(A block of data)
--- begin ---
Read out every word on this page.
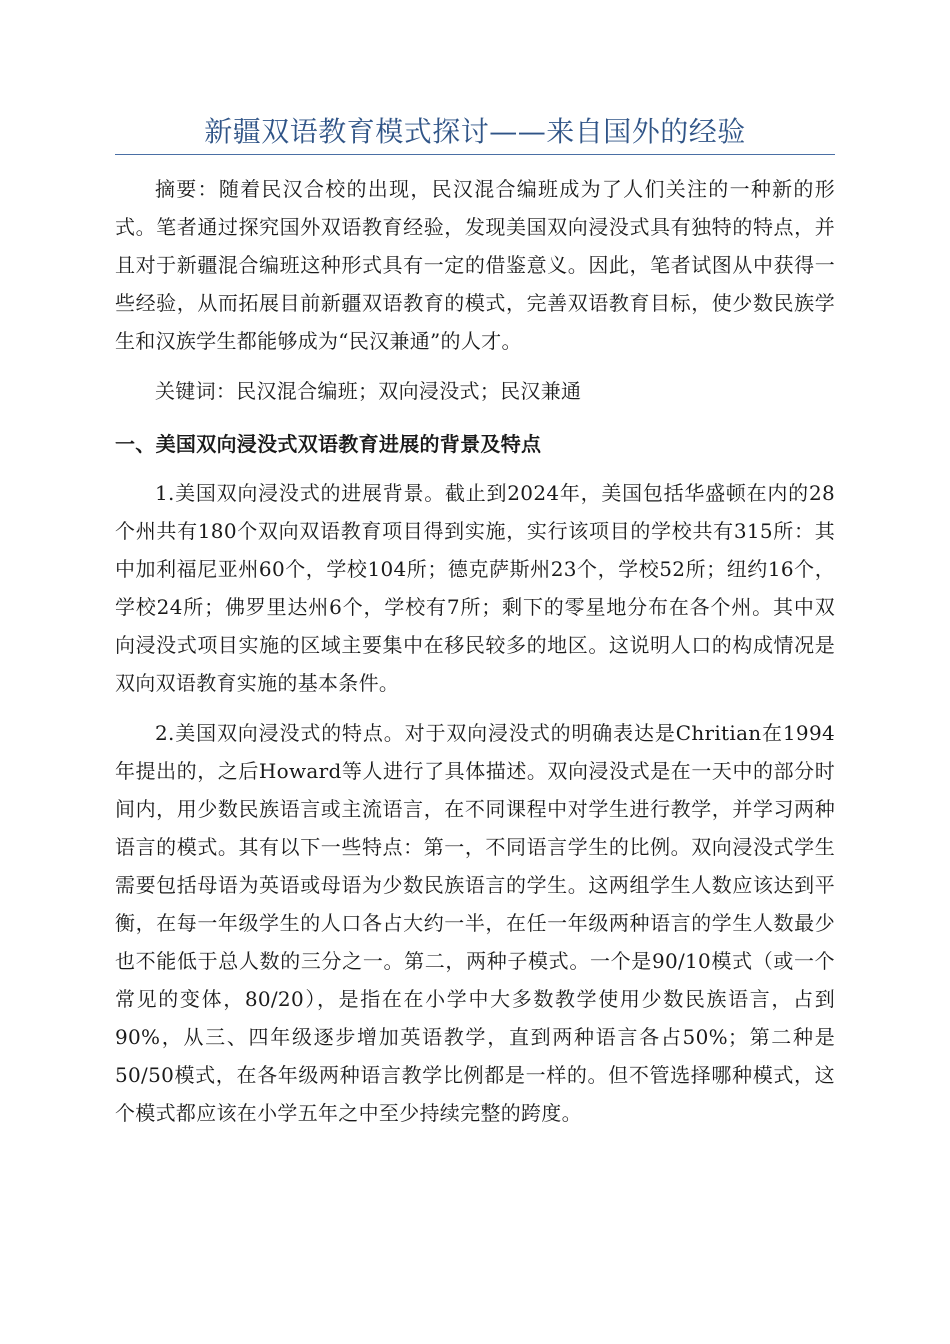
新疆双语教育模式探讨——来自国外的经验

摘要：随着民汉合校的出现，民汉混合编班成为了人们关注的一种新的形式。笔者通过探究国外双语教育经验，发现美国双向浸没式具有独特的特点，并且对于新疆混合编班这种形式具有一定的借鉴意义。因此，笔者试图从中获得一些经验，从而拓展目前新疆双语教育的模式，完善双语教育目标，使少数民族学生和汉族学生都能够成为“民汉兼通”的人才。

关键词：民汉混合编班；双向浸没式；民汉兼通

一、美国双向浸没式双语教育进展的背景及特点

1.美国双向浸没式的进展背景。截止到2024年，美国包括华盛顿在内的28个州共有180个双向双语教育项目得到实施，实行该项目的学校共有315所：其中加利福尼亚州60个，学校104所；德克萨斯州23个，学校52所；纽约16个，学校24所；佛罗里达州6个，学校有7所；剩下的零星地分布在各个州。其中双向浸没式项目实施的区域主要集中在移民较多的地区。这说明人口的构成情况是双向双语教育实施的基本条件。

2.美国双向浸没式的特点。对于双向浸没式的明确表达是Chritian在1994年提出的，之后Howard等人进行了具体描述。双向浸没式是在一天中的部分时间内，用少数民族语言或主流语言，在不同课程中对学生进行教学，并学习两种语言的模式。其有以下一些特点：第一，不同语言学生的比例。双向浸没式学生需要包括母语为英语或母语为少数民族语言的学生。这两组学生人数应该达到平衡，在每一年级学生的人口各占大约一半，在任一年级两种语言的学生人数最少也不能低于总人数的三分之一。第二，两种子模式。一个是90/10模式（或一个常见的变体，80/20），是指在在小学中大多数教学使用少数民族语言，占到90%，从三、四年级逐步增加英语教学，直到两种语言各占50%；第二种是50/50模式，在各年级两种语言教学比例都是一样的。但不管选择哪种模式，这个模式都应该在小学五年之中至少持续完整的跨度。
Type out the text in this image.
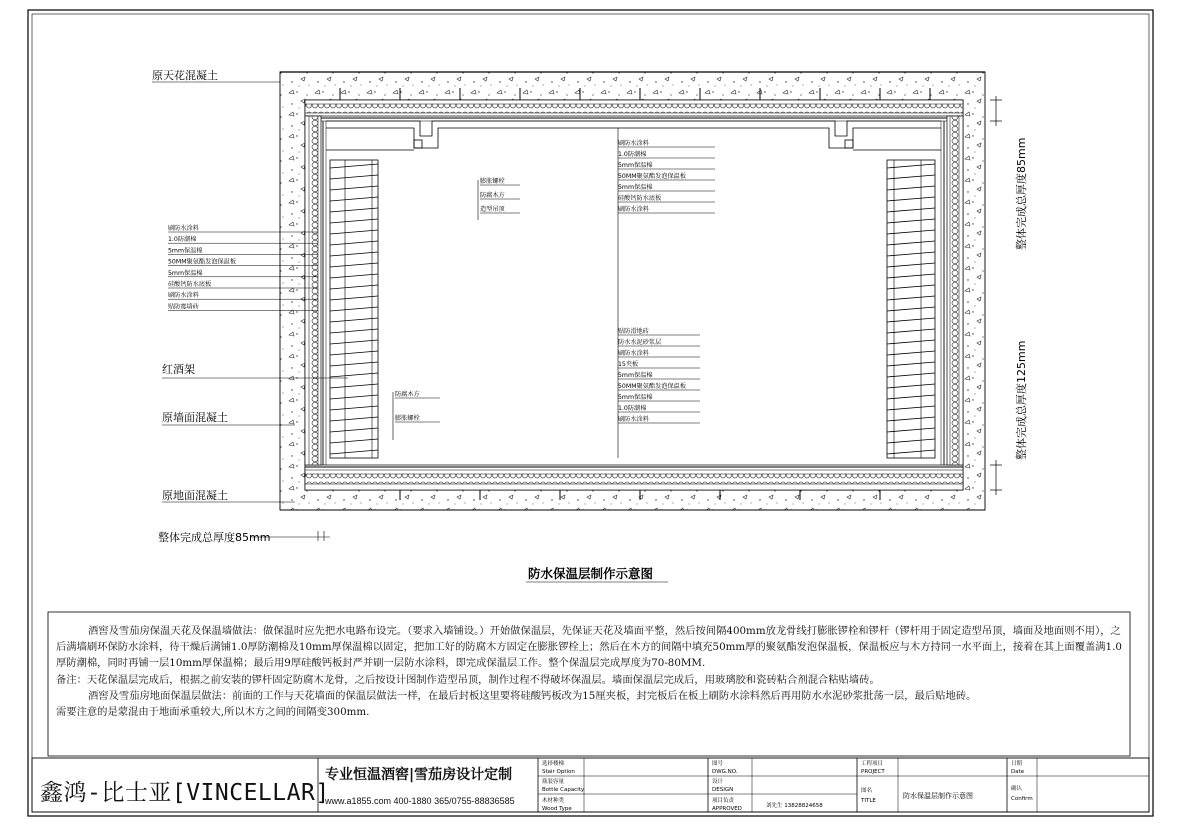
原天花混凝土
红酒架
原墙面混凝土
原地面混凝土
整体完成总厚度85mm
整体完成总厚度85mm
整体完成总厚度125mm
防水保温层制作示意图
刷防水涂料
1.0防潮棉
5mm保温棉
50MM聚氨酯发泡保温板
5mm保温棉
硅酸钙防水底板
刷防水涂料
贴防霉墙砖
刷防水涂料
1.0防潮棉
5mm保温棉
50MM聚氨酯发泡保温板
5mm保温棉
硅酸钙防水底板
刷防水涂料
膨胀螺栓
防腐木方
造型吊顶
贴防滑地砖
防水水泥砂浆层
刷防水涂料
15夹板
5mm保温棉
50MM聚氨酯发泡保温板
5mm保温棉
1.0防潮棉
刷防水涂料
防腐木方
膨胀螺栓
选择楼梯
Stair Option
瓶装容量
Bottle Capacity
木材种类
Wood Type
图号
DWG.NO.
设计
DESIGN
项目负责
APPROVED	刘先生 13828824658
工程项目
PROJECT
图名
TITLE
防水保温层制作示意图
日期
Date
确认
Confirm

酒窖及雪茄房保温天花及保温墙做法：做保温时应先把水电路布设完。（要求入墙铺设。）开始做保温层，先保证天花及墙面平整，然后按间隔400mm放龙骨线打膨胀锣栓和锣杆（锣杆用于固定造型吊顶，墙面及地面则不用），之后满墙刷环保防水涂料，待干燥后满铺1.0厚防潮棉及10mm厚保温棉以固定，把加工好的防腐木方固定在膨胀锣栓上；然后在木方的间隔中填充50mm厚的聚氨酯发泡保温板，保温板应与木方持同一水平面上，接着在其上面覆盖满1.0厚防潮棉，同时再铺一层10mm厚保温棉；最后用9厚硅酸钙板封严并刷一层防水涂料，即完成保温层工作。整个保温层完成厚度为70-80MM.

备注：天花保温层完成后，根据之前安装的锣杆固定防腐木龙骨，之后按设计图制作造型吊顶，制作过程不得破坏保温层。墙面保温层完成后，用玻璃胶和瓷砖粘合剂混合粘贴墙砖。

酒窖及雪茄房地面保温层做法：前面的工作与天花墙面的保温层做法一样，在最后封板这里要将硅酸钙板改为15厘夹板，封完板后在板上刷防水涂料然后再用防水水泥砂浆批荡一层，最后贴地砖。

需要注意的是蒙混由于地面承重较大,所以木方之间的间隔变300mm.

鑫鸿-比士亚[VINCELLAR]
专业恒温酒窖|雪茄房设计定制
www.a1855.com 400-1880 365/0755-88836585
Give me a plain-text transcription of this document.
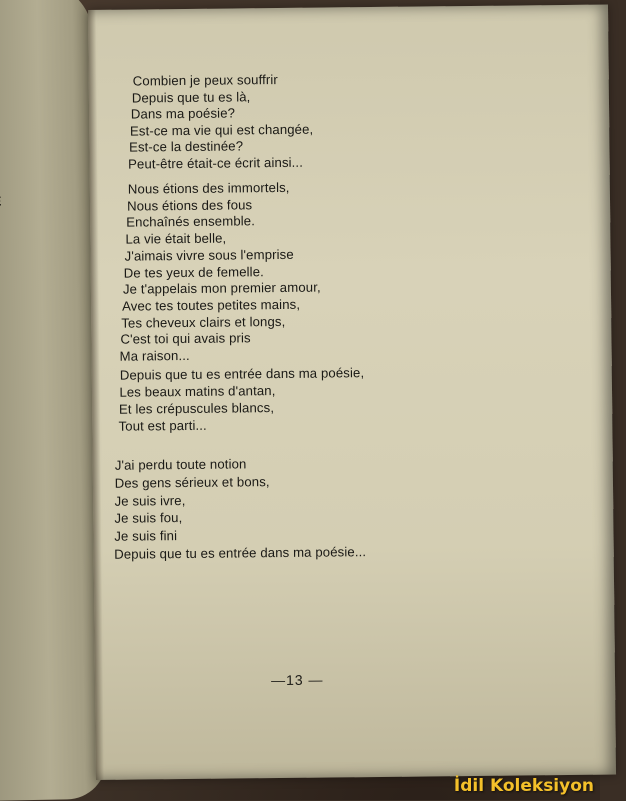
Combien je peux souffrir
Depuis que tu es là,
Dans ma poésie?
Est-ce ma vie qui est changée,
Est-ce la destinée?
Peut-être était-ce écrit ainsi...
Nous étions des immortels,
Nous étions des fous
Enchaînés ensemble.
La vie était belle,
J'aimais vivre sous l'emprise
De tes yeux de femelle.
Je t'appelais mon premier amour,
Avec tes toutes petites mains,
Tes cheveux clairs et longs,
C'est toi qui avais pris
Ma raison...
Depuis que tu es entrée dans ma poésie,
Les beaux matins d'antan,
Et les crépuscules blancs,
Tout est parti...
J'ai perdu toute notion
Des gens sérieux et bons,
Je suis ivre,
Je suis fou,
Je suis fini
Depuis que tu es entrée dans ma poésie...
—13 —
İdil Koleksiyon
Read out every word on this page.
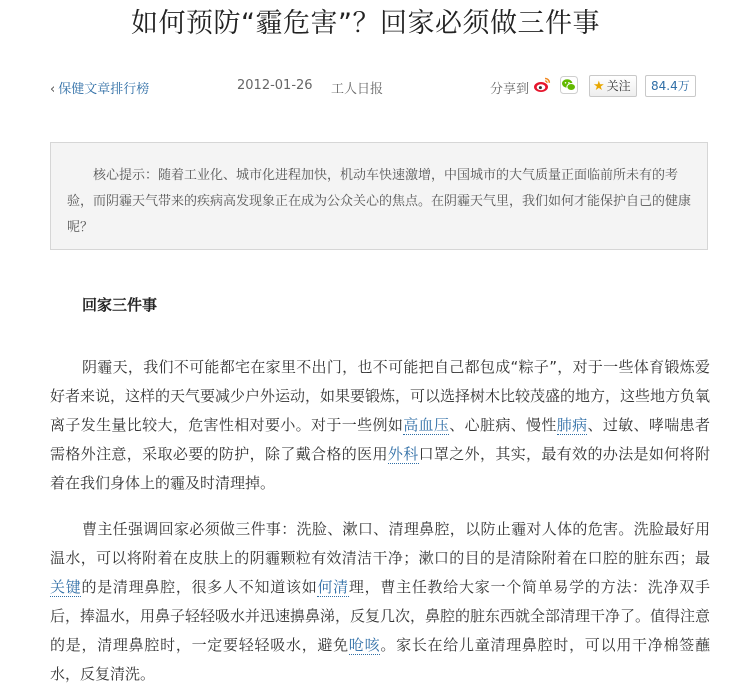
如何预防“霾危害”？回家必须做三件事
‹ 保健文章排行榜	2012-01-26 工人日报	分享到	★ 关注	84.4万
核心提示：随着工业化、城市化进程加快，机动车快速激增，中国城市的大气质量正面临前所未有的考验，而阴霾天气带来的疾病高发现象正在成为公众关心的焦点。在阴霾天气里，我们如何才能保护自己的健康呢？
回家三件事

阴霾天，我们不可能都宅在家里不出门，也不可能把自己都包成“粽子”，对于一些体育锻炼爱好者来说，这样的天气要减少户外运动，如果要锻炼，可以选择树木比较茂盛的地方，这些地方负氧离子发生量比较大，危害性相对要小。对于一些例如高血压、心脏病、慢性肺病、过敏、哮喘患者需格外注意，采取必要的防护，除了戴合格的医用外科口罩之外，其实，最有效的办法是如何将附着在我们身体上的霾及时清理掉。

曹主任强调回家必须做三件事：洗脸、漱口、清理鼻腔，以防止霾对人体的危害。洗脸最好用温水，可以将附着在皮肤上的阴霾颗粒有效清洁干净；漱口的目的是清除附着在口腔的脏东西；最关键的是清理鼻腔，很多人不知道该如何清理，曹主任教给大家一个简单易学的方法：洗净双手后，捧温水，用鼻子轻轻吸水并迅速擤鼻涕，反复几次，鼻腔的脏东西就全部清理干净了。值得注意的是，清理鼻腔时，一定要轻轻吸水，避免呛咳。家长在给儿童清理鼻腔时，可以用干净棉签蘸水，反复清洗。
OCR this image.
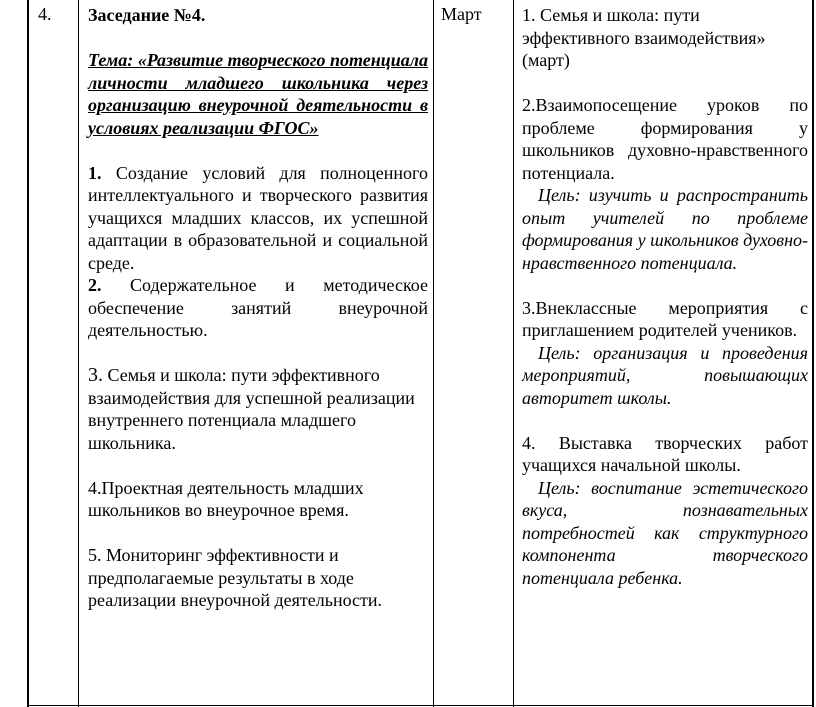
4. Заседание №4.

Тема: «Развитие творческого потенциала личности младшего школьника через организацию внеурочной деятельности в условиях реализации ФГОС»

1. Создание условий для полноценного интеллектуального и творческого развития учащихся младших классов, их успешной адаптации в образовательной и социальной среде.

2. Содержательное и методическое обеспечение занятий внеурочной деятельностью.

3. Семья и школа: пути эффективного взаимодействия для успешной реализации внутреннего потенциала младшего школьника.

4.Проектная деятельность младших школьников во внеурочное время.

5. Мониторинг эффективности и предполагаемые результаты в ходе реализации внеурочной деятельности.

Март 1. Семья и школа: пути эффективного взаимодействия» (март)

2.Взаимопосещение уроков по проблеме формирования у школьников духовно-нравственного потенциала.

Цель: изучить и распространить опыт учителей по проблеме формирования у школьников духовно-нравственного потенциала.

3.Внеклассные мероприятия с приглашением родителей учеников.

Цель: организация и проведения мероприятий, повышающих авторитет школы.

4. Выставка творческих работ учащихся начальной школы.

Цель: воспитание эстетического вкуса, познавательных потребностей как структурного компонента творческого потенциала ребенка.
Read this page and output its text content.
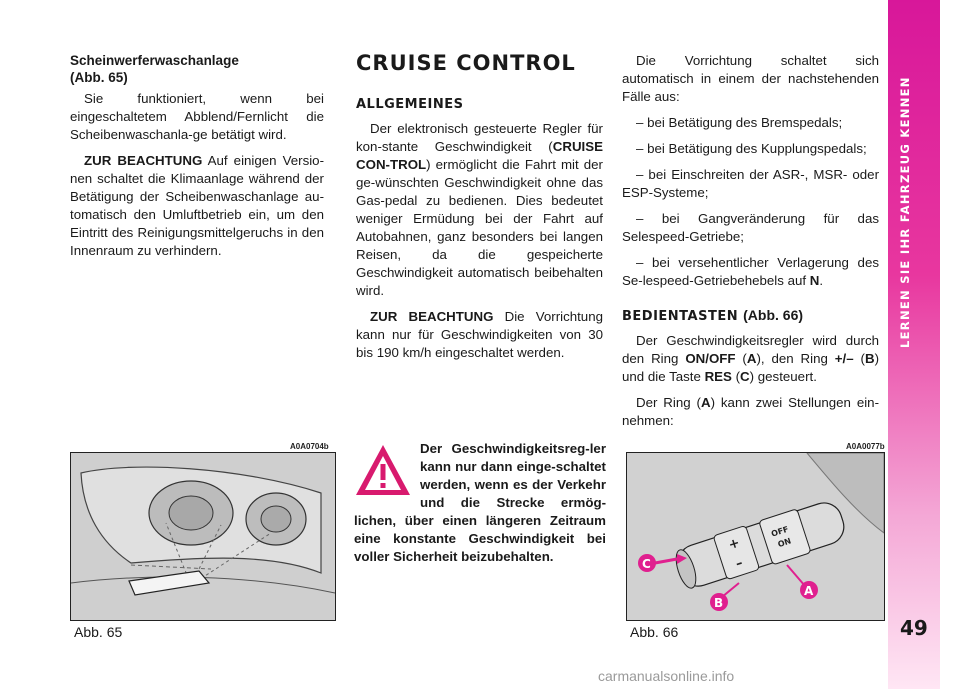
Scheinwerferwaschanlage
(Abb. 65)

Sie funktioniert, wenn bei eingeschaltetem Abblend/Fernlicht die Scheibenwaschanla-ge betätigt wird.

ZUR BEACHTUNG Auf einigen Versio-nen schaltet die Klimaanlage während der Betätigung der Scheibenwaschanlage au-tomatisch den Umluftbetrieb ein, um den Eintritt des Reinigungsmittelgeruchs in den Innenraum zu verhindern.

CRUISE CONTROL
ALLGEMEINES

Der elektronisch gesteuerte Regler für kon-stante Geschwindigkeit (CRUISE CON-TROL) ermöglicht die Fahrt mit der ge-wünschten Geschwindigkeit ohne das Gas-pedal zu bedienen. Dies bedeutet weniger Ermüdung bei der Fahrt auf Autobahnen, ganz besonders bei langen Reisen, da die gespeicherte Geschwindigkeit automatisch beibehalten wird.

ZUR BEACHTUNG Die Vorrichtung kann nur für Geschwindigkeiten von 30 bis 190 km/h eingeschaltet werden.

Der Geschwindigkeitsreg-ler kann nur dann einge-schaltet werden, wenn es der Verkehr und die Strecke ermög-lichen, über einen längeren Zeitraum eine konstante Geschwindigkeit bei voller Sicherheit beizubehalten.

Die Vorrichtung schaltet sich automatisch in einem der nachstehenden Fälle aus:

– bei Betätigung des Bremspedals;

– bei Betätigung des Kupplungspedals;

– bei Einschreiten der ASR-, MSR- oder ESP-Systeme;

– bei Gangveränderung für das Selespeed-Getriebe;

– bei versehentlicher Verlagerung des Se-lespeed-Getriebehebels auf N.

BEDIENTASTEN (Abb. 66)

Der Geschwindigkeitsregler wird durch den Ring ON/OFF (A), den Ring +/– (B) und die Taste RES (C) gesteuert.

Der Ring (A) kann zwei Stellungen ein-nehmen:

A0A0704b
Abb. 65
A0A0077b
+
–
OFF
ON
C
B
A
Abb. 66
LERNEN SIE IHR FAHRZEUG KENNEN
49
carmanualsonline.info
--- end ---
**Problem requirements:** Copy every line in the listing above where the string "wenn" turns up.

**The completed task:**
Sie funktioniert, wenn bei eingeschaltetem Abblend/Fernlicht die Scheibenwaschanla-ge betätigt wird.
Der Geschwindigkeitsreg-ler kann nur dann einge-schaltet werden, wenn es der Verkehr und die Strecke ermög-lichen, über einen längeren Zeitraum eine konstante Geschwindigkeit bei voller Sicherheit beizubehalten.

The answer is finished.